Exercise directions — Gather all lines in the entries that include the word "담당업무검색".

#####

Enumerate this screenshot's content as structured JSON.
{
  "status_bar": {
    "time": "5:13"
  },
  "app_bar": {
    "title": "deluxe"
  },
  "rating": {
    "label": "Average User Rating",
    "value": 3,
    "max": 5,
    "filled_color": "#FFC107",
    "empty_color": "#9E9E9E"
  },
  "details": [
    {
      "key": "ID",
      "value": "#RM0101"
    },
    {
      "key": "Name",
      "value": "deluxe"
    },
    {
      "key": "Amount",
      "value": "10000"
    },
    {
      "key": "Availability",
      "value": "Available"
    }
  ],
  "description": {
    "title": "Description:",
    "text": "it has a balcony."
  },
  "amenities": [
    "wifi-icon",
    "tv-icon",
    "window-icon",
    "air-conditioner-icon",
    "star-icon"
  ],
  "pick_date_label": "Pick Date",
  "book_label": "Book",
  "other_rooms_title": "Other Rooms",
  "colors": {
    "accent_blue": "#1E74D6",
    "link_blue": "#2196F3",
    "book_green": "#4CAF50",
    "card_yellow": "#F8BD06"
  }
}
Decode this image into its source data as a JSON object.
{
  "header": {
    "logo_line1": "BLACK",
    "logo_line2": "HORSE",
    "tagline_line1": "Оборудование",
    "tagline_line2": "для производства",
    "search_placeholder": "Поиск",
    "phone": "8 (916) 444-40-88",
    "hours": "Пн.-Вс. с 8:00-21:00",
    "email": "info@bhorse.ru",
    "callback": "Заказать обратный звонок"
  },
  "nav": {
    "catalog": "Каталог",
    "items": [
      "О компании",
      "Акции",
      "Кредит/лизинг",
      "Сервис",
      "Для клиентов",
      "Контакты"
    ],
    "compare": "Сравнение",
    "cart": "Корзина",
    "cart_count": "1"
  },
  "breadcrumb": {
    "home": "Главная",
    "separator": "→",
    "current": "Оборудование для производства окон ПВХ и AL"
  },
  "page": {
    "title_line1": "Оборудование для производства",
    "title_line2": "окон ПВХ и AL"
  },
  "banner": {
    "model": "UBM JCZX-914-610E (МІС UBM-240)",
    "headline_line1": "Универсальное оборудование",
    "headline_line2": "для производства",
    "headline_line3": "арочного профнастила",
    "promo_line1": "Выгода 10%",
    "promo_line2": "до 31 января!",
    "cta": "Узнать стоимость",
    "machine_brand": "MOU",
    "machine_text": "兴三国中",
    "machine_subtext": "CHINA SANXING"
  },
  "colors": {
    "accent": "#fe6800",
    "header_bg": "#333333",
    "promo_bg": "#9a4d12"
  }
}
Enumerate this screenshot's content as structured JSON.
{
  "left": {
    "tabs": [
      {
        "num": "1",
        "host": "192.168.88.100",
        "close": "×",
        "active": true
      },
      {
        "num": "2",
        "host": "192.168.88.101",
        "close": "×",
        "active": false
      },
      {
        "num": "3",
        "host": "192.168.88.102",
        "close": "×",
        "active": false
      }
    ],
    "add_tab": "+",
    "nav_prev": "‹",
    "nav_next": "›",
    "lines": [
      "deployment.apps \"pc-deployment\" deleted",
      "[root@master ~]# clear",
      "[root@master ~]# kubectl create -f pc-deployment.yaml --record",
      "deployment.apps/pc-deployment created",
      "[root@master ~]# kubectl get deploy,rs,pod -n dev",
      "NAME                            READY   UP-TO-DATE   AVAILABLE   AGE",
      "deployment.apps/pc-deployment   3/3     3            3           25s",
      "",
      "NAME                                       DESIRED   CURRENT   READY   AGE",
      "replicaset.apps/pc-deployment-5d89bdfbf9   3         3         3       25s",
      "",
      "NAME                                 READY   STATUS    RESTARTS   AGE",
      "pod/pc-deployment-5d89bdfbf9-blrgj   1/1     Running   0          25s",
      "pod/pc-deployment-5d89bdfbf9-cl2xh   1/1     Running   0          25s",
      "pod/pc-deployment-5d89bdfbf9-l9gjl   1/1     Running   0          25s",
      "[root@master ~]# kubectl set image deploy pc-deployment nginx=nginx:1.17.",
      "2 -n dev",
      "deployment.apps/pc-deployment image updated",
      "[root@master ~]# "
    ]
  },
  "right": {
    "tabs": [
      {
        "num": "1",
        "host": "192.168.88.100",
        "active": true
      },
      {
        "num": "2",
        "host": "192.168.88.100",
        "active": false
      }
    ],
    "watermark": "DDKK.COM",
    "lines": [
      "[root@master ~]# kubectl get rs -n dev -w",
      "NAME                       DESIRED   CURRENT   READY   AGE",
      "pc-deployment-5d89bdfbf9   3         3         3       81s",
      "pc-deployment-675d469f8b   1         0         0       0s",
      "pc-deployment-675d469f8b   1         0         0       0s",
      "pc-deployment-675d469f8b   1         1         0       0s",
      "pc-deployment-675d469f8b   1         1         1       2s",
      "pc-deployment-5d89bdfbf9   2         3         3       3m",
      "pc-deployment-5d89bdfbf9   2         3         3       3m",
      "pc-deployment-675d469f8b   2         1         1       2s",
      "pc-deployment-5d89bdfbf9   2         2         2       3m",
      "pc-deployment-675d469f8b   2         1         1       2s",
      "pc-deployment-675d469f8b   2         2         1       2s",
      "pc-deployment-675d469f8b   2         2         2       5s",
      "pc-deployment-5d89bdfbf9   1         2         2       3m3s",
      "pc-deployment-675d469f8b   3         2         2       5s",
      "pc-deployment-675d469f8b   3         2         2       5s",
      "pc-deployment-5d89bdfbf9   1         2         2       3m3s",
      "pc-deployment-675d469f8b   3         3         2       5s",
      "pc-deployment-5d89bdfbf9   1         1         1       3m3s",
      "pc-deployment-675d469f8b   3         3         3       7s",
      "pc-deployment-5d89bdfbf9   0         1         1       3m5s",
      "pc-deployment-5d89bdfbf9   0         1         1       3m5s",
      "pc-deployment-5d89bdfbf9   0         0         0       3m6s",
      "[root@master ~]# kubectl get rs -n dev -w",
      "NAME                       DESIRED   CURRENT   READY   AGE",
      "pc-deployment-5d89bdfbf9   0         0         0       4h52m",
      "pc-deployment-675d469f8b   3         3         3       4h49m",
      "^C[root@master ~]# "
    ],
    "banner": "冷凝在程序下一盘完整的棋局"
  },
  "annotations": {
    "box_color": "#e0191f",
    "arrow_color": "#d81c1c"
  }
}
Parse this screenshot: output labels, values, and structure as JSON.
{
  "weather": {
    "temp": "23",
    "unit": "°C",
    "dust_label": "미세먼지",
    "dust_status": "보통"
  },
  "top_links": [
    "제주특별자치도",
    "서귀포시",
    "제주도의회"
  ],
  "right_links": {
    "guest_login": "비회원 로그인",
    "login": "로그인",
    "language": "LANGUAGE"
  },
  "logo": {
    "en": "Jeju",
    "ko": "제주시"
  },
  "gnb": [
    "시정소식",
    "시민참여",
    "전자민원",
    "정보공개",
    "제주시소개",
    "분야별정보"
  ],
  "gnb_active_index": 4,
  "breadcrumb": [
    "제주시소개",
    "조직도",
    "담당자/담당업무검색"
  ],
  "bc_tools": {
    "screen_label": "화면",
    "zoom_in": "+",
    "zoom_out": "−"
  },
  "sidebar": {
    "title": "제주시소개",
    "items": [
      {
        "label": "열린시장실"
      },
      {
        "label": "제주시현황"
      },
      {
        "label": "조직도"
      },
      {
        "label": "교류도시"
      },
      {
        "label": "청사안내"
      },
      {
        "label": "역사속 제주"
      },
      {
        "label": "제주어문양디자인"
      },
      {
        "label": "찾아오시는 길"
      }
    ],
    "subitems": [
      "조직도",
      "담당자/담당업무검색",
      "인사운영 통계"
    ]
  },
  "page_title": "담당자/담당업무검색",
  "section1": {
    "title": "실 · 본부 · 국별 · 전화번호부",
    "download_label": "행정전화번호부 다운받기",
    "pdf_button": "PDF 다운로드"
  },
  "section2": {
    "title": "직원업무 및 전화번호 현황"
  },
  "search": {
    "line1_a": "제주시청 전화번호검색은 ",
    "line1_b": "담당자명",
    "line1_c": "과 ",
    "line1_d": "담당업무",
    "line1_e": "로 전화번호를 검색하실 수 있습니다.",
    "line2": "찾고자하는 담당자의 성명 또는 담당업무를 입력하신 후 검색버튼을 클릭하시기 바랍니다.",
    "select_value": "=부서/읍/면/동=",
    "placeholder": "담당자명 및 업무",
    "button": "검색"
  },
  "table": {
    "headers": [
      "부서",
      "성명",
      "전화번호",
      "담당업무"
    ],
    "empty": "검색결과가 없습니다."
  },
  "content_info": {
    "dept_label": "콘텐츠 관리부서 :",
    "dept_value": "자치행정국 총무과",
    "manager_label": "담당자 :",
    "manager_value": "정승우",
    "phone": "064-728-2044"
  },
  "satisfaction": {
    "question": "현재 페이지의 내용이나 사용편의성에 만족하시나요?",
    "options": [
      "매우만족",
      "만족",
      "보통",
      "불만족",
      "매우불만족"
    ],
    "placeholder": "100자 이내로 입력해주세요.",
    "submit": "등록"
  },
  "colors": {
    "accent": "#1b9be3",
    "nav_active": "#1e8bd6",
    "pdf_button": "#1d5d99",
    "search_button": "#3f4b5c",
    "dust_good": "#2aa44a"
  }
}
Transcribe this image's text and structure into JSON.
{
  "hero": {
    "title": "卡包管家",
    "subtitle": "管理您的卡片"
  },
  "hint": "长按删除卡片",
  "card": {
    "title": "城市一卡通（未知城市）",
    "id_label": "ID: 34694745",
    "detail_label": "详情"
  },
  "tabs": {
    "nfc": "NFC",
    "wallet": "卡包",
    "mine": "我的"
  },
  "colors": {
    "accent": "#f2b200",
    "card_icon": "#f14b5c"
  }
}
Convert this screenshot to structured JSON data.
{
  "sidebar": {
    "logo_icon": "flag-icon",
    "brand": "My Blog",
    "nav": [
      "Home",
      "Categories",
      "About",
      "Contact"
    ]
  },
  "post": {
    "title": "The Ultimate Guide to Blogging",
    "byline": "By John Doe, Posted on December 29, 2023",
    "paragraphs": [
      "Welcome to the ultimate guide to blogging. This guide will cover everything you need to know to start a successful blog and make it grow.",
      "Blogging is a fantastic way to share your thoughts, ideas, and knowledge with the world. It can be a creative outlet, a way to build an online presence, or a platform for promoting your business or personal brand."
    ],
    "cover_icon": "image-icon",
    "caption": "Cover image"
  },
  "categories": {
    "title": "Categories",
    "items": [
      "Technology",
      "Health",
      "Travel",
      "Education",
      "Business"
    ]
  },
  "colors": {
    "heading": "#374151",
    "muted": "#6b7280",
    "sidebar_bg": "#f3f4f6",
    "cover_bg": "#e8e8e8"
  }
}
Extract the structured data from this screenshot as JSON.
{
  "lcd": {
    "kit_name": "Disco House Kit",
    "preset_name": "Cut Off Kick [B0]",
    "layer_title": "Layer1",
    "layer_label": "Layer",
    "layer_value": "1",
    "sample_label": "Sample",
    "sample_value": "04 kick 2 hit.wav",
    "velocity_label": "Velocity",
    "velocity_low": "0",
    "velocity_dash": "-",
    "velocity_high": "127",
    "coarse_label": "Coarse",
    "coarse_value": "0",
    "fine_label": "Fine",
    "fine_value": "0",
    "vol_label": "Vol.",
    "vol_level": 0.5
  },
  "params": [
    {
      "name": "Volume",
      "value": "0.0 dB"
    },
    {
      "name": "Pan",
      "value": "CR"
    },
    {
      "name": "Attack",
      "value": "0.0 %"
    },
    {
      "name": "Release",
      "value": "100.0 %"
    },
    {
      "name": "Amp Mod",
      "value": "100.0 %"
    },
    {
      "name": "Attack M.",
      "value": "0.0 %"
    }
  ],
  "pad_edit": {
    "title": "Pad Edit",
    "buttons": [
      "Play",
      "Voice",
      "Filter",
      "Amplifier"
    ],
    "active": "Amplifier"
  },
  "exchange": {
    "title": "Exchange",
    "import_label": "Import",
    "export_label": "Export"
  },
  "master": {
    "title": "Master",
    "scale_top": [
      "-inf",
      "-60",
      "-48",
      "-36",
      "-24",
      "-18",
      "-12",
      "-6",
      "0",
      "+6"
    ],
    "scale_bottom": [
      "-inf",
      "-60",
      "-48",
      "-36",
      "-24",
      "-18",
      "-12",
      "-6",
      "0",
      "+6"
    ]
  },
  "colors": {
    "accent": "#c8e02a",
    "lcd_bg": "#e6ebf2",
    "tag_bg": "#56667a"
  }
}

#####

Complete answer —
    "담당자/담당업무검색"
      "담당자/담당업무검색",
  "page_title": "담당자/담당업무검색",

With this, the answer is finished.